Put the lines of the material below, from the line that contains "194, 523, 209]" through the line that contains "207, 325, 222]", into a JSON list of strings with one string per line, leaving out any blank lines.

+++ Records for the task +++

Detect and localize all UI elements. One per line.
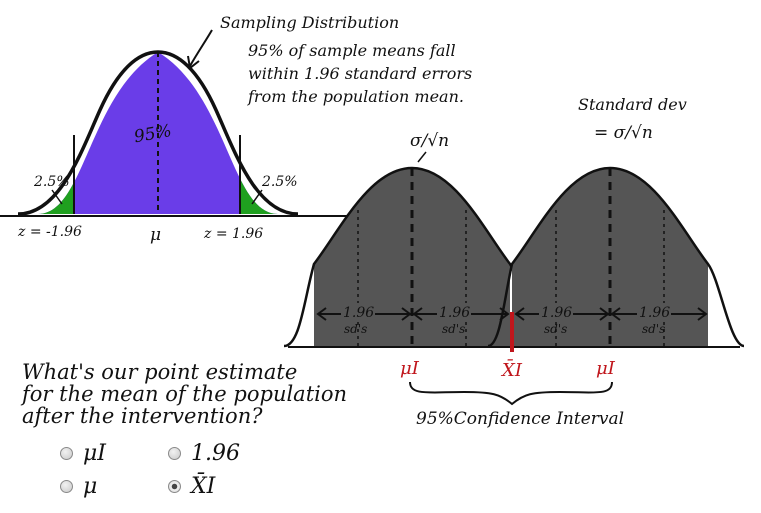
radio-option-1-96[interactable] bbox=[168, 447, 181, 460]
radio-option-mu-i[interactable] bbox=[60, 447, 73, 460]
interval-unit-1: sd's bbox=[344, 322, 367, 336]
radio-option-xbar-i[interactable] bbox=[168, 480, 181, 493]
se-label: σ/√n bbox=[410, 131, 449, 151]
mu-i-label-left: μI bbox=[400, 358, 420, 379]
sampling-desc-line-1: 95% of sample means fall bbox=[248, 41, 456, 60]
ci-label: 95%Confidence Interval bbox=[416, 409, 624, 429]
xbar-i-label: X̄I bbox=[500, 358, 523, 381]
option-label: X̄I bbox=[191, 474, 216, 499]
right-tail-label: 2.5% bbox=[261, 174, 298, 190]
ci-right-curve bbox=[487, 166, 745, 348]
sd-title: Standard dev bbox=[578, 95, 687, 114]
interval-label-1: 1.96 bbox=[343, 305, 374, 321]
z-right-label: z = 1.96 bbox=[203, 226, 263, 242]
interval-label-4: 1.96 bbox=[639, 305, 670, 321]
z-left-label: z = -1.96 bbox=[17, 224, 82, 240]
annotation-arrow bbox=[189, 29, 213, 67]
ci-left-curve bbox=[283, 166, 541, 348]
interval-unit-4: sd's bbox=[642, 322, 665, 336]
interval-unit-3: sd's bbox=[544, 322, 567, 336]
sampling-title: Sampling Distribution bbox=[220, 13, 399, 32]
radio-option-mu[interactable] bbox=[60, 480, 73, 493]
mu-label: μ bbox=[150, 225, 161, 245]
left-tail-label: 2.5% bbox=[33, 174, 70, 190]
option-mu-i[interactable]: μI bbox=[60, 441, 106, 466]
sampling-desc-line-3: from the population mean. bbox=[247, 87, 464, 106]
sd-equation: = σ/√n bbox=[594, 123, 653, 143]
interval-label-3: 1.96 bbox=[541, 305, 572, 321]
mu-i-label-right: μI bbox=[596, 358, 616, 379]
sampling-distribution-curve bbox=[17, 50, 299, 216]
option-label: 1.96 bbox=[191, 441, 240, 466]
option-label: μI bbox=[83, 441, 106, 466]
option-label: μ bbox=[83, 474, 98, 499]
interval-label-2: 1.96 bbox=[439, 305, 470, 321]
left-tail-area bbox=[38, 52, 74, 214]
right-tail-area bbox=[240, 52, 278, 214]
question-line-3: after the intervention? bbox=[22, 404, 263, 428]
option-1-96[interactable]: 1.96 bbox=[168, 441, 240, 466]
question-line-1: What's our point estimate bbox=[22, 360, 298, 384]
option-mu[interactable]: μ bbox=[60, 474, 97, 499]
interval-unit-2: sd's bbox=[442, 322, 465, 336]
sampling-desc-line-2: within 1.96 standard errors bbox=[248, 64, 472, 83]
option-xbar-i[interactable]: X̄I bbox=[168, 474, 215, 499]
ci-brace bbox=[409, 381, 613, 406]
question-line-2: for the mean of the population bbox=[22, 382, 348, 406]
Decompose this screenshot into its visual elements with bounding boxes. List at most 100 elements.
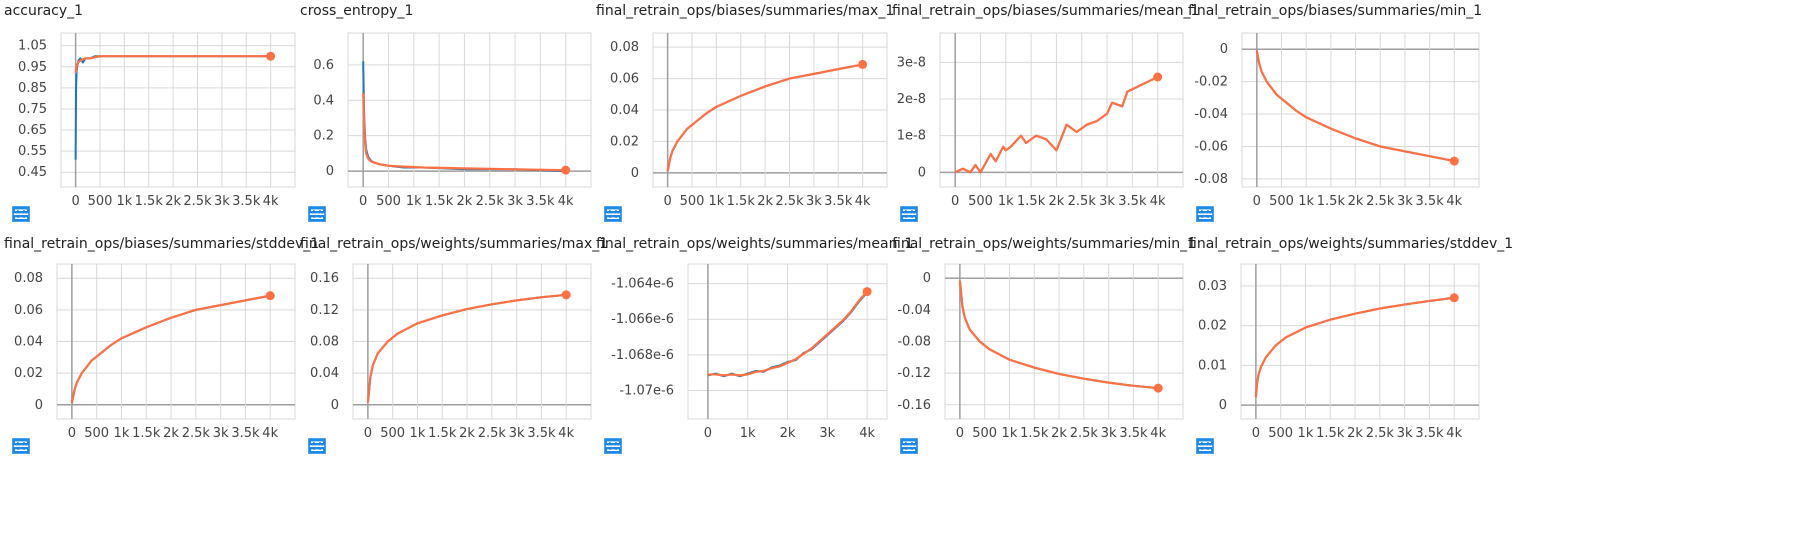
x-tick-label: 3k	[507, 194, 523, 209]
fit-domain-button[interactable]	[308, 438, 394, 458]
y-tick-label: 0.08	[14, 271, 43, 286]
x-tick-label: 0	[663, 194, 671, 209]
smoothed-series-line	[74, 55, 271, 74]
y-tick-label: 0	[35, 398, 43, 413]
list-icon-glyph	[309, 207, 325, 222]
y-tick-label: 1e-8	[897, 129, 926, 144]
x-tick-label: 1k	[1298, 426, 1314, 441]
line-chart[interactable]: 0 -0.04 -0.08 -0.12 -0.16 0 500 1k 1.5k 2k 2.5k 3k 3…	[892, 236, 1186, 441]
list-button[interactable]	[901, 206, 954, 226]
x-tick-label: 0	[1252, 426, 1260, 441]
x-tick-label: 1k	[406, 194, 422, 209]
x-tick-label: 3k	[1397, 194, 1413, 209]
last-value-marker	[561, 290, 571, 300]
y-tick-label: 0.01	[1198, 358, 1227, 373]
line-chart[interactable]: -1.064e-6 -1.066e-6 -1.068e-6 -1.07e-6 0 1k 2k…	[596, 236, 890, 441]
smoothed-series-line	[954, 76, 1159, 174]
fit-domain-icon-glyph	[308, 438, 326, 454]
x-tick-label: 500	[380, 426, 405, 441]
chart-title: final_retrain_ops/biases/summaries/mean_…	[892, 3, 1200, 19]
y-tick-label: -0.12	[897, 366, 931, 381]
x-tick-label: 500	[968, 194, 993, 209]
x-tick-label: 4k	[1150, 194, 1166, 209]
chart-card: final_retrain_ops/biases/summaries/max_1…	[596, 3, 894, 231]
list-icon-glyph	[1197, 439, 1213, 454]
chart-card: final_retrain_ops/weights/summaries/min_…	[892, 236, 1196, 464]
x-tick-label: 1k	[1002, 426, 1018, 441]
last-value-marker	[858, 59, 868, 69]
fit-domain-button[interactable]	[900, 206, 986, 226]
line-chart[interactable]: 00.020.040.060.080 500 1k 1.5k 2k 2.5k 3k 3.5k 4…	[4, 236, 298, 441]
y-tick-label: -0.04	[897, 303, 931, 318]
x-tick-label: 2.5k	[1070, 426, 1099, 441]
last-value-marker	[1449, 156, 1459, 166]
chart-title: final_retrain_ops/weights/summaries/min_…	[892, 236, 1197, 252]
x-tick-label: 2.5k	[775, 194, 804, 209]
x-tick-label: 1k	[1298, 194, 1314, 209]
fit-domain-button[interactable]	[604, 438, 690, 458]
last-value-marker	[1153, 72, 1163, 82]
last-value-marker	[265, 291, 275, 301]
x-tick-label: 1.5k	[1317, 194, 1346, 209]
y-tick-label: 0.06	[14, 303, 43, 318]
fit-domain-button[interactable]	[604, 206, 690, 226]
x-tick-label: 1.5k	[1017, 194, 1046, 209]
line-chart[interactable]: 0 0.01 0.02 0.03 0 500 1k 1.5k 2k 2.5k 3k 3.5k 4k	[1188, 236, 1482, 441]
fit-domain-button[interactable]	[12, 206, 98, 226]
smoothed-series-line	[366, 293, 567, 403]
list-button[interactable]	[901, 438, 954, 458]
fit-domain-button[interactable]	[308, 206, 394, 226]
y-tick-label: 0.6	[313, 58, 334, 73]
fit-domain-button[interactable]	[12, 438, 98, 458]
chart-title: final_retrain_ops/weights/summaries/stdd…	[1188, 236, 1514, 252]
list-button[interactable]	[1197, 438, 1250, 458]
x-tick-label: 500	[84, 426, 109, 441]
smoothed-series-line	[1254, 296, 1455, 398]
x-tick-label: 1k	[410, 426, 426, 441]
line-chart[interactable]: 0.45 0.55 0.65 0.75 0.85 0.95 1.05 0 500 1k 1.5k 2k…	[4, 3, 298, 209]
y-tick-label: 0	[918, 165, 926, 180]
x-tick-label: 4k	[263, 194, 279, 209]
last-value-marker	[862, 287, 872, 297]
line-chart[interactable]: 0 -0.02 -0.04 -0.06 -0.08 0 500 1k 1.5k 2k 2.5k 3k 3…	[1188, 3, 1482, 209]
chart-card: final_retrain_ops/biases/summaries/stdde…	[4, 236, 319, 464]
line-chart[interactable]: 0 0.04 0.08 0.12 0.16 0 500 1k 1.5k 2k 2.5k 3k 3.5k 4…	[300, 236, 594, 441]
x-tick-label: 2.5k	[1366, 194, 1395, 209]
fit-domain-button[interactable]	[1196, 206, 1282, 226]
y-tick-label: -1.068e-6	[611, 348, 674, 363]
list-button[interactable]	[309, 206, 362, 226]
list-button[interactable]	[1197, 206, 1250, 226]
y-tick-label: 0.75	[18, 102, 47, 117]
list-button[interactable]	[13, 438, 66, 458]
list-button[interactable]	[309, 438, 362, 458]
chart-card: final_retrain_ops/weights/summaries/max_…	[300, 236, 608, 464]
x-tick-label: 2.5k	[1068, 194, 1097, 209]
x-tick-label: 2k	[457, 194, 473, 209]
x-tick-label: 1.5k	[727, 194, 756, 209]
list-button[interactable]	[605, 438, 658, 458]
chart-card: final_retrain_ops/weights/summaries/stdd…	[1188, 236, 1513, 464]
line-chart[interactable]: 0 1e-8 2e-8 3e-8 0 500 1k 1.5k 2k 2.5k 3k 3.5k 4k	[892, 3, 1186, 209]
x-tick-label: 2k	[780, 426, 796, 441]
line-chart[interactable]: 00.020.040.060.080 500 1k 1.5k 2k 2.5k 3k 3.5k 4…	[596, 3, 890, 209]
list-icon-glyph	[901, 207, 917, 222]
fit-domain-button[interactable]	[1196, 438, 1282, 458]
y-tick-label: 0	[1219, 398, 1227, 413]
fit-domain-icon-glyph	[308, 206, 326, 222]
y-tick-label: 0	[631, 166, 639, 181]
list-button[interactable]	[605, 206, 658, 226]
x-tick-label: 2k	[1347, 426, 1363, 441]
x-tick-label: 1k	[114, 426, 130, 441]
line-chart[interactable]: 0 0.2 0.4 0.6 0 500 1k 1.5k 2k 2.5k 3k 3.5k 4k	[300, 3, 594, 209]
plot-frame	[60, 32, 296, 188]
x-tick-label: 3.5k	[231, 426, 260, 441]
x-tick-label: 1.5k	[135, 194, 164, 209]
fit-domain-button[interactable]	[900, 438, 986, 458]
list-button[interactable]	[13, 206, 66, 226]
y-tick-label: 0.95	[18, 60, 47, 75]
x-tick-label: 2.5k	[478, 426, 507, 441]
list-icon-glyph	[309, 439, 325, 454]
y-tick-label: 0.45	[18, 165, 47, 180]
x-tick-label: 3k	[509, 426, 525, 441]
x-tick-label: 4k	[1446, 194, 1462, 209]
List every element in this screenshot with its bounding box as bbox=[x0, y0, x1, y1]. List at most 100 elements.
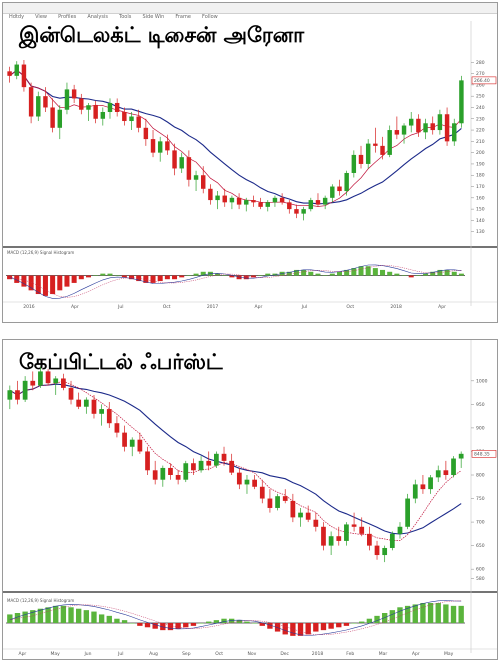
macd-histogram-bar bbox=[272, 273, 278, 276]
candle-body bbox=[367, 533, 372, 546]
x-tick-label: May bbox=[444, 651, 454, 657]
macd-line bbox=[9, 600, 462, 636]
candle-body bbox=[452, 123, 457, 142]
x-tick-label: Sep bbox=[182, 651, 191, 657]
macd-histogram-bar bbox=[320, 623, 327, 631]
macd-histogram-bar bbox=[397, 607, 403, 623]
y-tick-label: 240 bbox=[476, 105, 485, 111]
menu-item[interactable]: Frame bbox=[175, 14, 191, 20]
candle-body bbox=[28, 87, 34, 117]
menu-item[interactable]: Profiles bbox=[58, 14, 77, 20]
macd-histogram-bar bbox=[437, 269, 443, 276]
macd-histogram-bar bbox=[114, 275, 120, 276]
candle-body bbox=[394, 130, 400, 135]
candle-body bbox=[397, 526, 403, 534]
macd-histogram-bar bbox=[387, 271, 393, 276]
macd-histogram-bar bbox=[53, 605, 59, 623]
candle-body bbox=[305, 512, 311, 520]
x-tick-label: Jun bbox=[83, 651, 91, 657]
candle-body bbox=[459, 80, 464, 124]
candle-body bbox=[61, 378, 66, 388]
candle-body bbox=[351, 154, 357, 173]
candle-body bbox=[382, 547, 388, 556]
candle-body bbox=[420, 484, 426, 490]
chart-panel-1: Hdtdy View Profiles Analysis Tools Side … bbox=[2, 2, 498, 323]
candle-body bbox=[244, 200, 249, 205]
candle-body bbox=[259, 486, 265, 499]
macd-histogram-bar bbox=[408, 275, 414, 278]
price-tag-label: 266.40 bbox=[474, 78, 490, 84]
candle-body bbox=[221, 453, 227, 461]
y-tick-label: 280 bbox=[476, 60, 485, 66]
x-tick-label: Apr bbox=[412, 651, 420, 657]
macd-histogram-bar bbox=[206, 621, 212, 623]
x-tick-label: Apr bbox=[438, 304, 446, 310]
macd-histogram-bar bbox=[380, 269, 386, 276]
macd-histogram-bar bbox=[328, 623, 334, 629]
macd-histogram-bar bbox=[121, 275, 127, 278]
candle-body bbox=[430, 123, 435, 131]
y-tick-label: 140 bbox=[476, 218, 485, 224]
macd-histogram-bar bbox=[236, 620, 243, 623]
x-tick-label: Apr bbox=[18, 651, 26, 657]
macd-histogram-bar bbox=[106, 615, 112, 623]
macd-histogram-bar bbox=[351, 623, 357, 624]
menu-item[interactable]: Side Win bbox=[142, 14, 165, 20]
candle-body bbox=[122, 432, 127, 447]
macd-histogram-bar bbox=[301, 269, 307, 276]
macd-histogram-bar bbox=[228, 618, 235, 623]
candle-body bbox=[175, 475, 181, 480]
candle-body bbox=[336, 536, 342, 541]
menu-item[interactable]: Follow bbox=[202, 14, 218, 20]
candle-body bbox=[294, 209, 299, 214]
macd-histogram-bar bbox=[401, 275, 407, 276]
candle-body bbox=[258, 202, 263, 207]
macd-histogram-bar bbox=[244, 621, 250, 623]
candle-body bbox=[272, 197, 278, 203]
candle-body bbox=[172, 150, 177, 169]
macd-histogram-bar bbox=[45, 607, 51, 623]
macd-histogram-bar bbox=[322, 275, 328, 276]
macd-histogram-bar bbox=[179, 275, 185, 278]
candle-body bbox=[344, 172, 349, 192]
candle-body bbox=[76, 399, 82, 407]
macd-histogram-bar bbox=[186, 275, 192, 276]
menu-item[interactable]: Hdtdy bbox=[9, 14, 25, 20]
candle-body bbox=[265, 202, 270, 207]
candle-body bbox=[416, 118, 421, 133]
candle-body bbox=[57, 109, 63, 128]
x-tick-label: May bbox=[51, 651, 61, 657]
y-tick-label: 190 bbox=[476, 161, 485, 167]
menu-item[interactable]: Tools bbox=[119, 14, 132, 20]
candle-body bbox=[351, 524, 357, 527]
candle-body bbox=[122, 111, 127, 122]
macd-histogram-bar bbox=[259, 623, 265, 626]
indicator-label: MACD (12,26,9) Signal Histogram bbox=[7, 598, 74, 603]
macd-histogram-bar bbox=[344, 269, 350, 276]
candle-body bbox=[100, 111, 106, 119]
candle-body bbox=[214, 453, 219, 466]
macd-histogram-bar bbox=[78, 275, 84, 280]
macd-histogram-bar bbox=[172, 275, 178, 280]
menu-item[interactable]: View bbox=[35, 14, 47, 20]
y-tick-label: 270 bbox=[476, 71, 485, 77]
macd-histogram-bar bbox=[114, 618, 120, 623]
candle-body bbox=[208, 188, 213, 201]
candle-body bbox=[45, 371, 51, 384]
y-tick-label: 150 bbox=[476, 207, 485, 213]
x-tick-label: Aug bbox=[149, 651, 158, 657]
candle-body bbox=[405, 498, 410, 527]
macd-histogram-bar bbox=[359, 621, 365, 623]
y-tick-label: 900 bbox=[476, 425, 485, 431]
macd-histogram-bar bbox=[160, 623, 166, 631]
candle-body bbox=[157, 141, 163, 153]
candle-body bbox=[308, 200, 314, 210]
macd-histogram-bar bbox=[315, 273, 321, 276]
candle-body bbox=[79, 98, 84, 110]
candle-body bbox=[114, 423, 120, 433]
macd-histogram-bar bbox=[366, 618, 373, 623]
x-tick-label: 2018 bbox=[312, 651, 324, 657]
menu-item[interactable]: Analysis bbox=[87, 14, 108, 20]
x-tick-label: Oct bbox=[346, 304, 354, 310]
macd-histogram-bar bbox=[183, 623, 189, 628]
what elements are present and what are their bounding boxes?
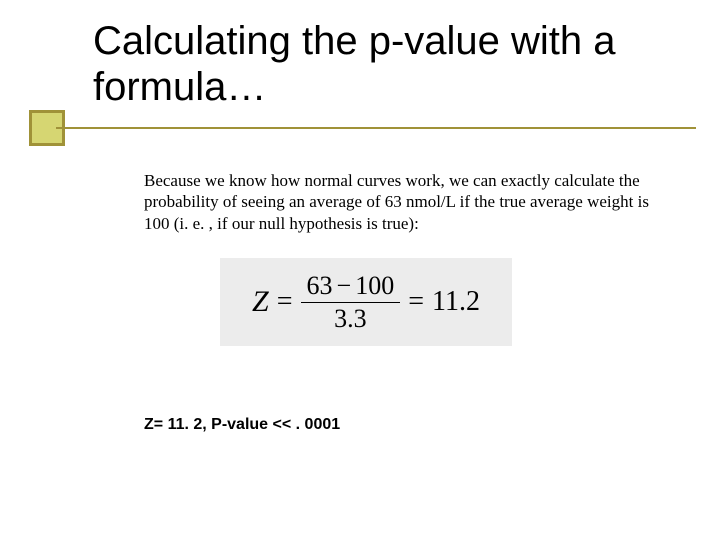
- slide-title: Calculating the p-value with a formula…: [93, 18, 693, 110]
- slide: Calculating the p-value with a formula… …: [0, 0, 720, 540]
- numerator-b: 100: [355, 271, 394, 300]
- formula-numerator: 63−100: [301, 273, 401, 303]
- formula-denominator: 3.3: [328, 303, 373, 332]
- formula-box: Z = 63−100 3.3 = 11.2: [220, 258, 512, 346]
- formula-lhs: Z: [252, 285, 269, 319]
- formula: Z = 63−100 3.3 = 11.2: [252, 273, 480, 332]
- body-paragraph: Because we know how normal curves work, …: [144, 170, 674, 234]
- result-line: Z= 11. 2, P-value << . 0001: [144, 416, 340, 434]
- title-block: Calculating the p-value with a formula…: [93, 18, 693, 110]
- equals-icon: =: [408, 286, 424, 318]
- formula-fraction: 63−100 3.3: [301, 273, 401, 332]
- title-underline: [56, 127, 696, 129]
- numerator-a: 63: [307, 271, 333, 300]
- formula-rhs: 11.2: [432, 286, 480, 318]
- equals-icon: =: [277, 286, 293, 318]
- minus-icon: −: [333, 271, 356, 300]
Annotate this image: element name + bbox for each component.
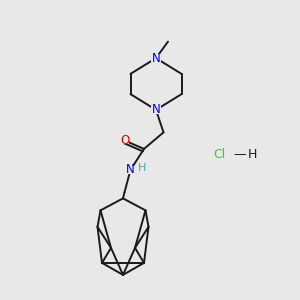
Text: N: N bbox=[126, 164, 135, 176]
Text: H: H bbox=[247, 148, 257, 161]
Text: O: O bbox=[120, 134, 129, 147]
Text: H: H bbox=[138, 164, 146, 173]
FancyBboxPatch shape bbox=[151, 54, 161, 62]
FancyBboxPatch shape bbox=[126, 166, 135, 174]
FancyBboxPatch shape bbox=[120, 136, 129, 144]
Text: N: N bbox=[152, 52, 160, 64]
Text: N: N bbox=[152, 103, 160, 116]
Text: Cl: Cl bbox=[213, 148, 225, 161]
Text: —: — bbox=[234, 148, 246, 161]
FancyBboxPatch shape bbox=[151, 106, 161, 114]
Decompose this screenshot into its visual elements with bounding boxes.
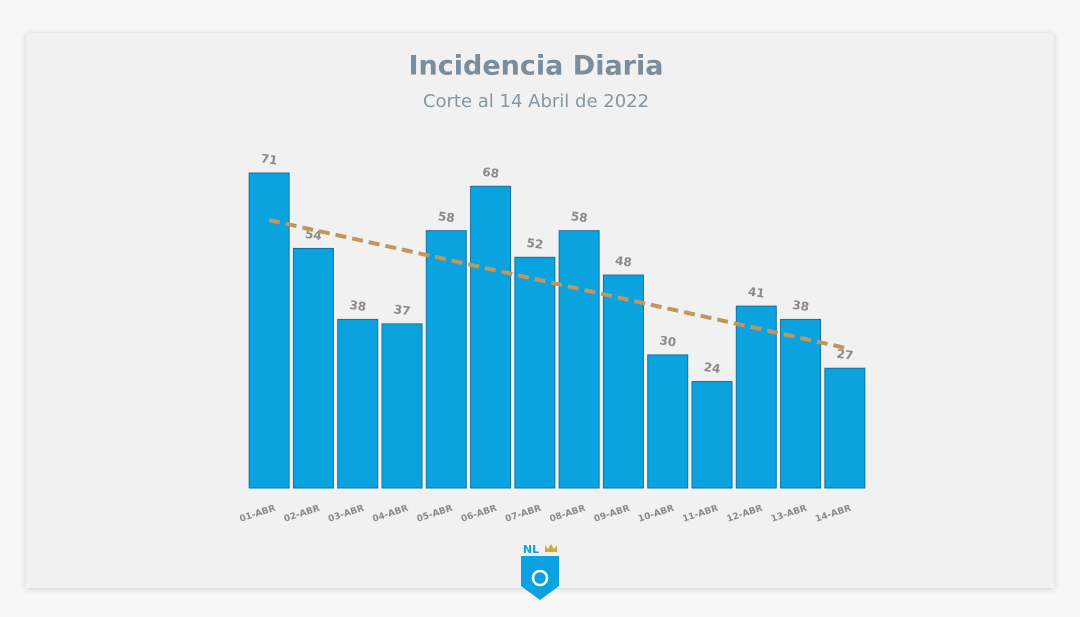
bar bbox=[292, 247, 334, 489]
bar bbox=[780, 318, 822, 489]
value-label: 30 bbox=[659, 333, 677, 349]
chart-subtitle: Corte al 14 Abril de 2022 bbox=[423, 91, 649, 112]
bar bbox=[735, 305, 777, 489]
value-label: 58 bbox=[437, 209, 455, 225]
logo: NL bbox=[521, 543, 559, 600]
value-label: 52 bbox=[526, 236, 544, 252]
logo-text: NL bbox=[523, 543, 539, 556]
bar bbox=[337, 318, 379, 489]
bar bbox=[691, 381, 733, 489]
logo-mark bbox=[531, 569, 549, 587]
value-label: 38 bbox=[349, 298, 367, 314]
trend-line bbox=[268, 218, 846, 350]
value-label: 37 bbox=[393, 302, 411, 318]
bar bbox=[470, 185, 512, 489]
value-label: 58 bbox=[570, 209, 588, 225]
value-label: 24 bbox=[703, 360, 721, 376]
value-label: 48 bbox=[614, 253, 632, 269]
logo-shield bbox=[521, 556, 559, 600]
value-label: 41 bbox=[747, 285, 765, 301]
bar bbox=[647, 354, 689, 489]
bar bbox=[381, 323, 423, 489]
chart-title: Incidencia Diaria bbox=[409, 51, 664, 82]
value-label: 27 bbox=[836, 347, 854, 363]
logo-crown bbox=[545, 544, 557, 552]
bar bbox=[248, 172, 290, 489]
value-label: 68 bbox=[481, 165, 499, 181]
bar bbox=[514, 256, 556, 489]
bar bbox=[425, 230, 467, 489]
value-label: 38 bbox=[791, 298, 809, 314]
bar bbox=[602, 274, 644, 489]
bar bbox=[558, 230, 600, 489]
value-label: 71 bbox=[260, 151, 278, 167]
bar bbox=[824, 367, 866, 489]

+++

> _Exercise answer_:
[
  "x-tick-label: 3k\t[507, 194, 523, 209]",
  "fit-domain-button[interactable]\t[308, 438, 394, 458]",
  "y-tick-label: 0.08\t[14, 271, 43, 286]",
  "x-tick-label: 0\t[663, 194, 671, 209]",
  "smoothed-series-line\t[74, 55, 271, 74]",
  "y-tick-label: 0\t[35, 398, 43, 413]",
  "list-icon-glyph\t[309, 207, 325, 222]"
]